* **Instruction**
Return all entries word for word, but drop any images.

* **Given records**
^^^^

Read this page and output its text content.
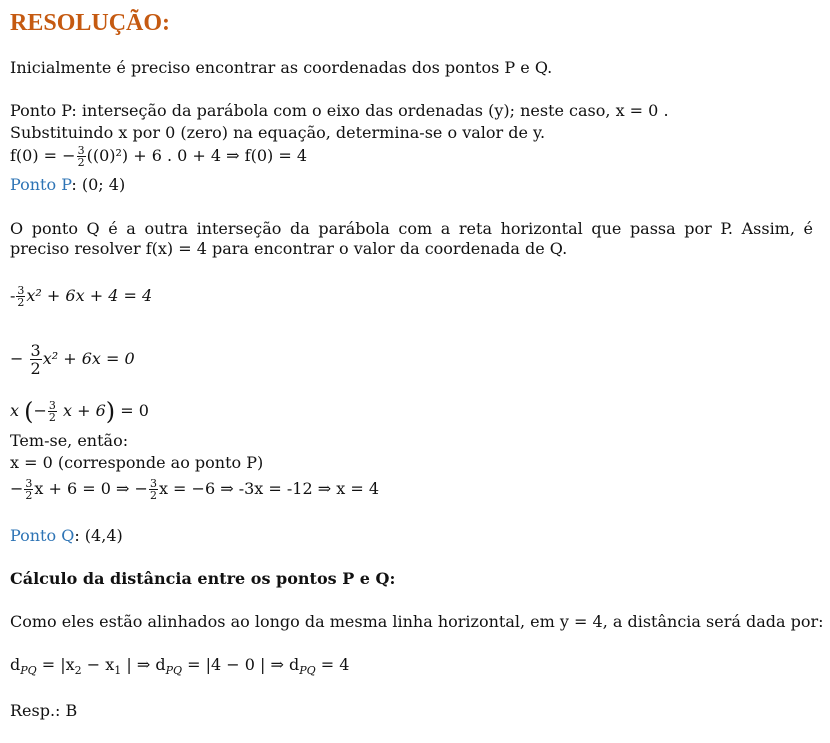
RESOLUÇÃO:
Inicialmente é preciso encontrar as coordenadas dos pontos P e Q.
Ponto P: interseção da parábola com o eixo das ordenadas (y); neste caso, x = 0 .
Substituindo x por 0 (zero) na equação, determina-se o valor de y.
f(0) = − $\frac{3}{2} ((0)^2) + 6$ . 0 + 4 ⇒ f(0) = 4
Ponto P: (0; 4)
O ponto Q é a outra interseção da parábola com a reta horizontal que passa por P. Assim, é preciso resolver f(x) = 4 para encontrar o valor da coordenada de Q.
- $\frac{3}{2} x^2 + 6x + 4 = 4$
− $\frac{3}{2} x^2 + 6x = 0$
x (− $\frac{3}{2}$ x + 6) = 0
Tem-se, então:
x = 0 (corresponde ao ponto P)
− $\frac{3}{2}$ x + 6 = 0 ⇒ − $\frac{3}{2}$ x = −6 ⇒ -3x = -12 ⇒ x = 4
Ponto Q: (4,4)
Cálculo da distância entre os pontos P e Q:
Como eles estão alinhados ao longo da mesma linha horizontal, em y = 4, a distância será dada por:
$d_{PQ} = |x_2 - x_1$ | ⇒ $d_{PQ} = |4 - 0$ | ⇒ $d_{PQ} = 4$
Resp.: B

^^^^

* **Answer to this task**
Read this page and output its text content.
RESOLUÇÃO:
Inicialmente é preciso encontrar as coordenadas dos pontos P e Q.
Ponto P: interseção da parábola com o eixo das ordenadas (y); neste caso, x = 0 .
Substituindo x por 0 (zero) na equação, determina-se o valor de y.
f(0) = − $\frac{3}{2} ((0)^2) + 6$ . 0 + 4 ⇒ f(0) = 4
Ponto P: (0; 4)
O ponto Q é a outra interseção da parábola com a reta horizontal que passa por P. Assim, é preciso resolver f(x) = 4 para encontrar o valor da coordenada de Q.
- $\frac{3}{2} x^2 + 6x + 4 = 4$
− $\frac{3}{2} x^2 + 6x = 0$
x (− $\frac{3}{2}$ x + 6) = 0
Tem-se, então:
x = 0 (corresponde ao ponto P)
− $\frac{3}{2}$ x + 6 = 0 ⇒ − $\frac{3}{2}$ x = −6 ⇒ -3x = -12 ⇒ x = 4
Ponto Q: (4,4)
Cálculo da distância entre os pontos P e Q:
Como eles estão alinhados ao longo da mesma linha horizontal, em y = 4, a distância será dada por:
$d_{PQ} = |x_2 - x_1$ | ⇒ $d_{PQ} = |4 - 0$ | ⇒ $d_{PQ} = 4$
Resp.: B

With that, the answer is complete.